Records that describe figures:
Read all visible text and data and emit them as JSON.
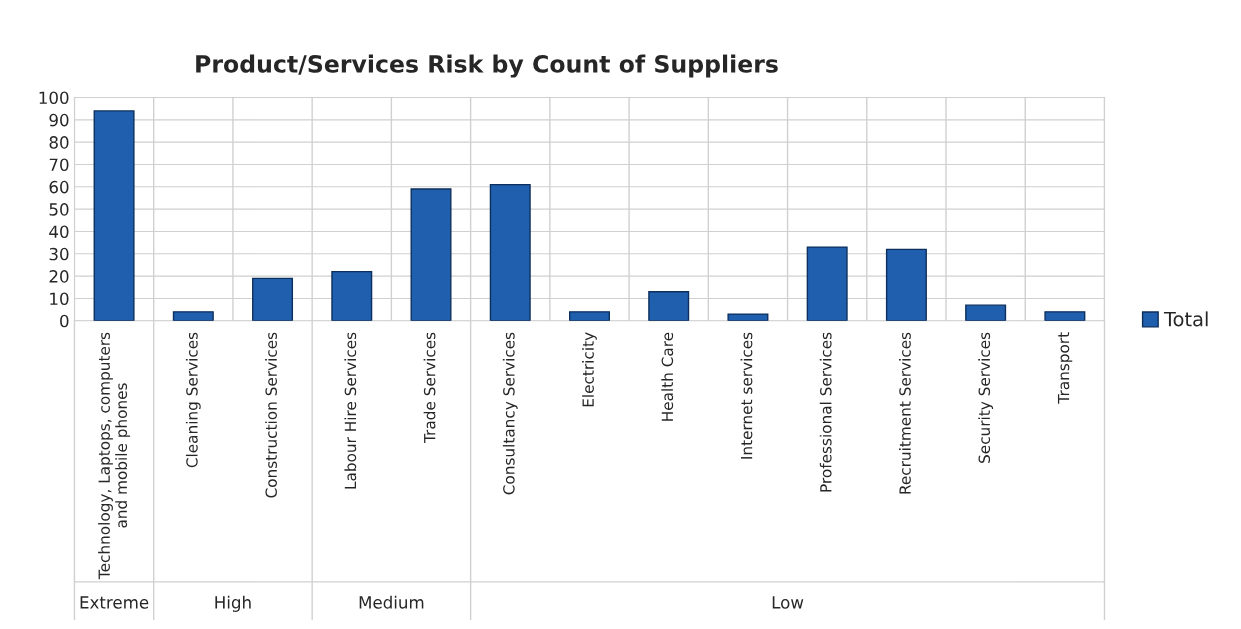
{
  "chart_data": {
    "type": "bar",
    "title": "Product/Services Risk by Count of Suppliers",
    "categories": [
      "Technology, Laptops, computers and mobile phones",
      "Cleaning Services",
      "Construction Services",
      "Labour Hire Services",
      "Trade Services",
      "Consultancy Services",
      "Electricity",
      "Health Care",
      "Internet services",
      "Professional Services",
      "Recruitment Services",
      "Security Services",
      "Transport"
    ],
    "series": [
      {
        "name": "Total",
        "color": "#1f5fae",
        "values": [
          94,
          4,
          19,
          22,
          59,
          61,
          4,
          13,
          3,
          33,
          32,
          7,
          4
        ]
      }
    ],
    "ylim": [
      0,
      100
    ],
    "yticks": [
      0,
      10,
      20,
      30,
      40,
      50,
      60,
      70,
      80,
      90,
      100
    ],
    "grid": true,
    "legend": "right",
    "annotations": [
      "Extreme",
      "High",
      "Medium",
      "Low"
    ]
  }
}
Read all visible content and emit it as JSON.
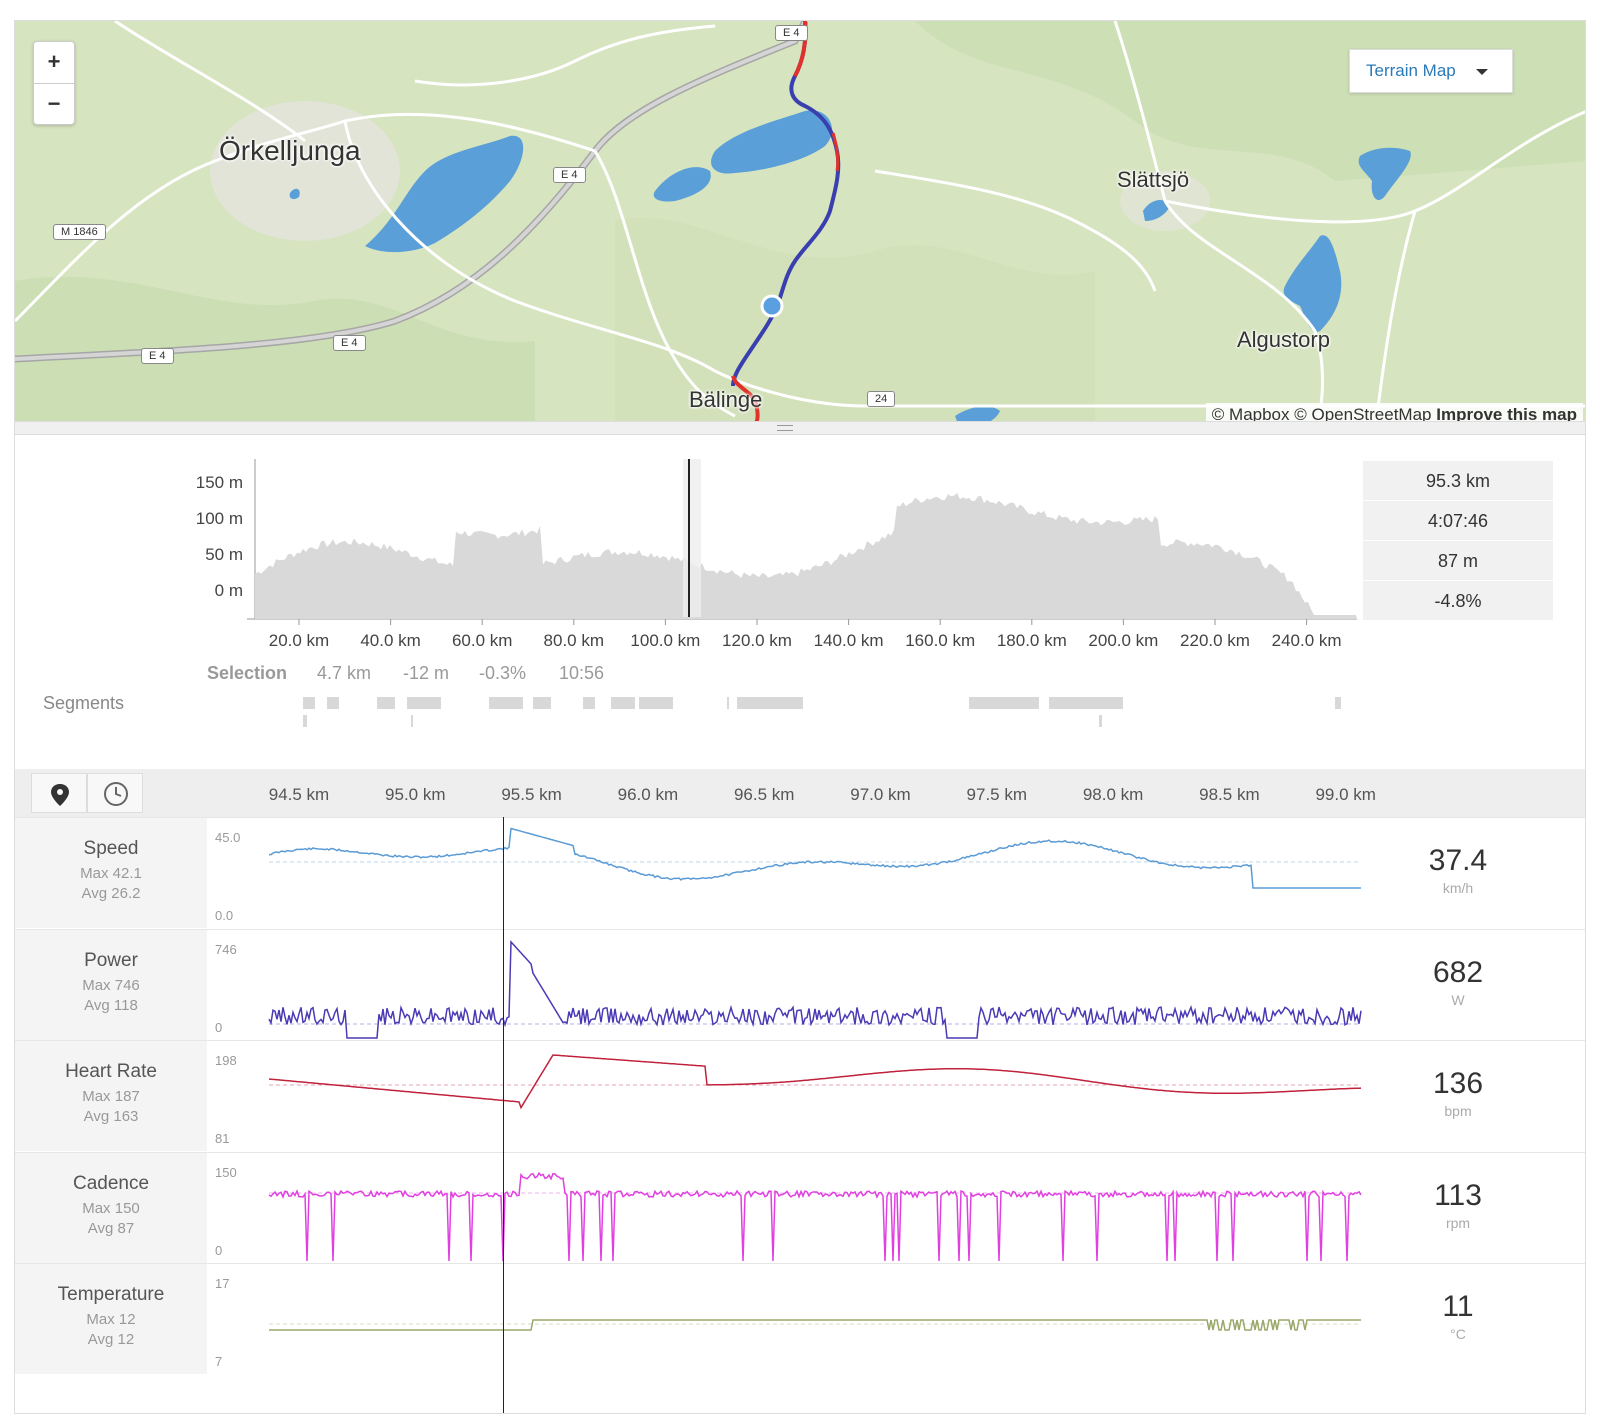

* _The problem_
Reproduce every line precisely as given, omitting all pictures.

* _Reply to the task_
Read all visible text and data and emit them as JSON.
{
  "chart_data": {
    "type": "bar",
    "title": "Product/Services Risk by Count of Suppliers",
    "categories": [
      "Technology, Laptops, computers and mobile phones",
      "Cleaning Services",
      "Construction Services",
      "Labour Hire Services",
      "Trade Services",
      "Consultancy Services",
      "Electricity",
      "Health Care",
      "Internet services",
      "Professional Services",
      "Recruitment Services",
      "Security Services",
      "Transport"
    ],
    "series": [
      {
        "name": "Total",
        "color": "#1f5fae",
        "values": [
          94,
          4,
          19,
          22,
          59,
          61,
          4,
          13,
          3,
          33,
          32,
          7,
          4
        ]
      }
    ],
    "ylim": [
      0,
      100
    ],
    "yticks": [
      0,
      10,
      20,
      30,
      40,
      50,
      60,
      70,
      80,
      90,
      100
    ],
    "grid": true,
    "legend": "right",
    "annotations": [
      "Extreme",
      "High",
      "Medium",
      "Low"
    ]
  }
}
Read all visible content and emit it as JSON.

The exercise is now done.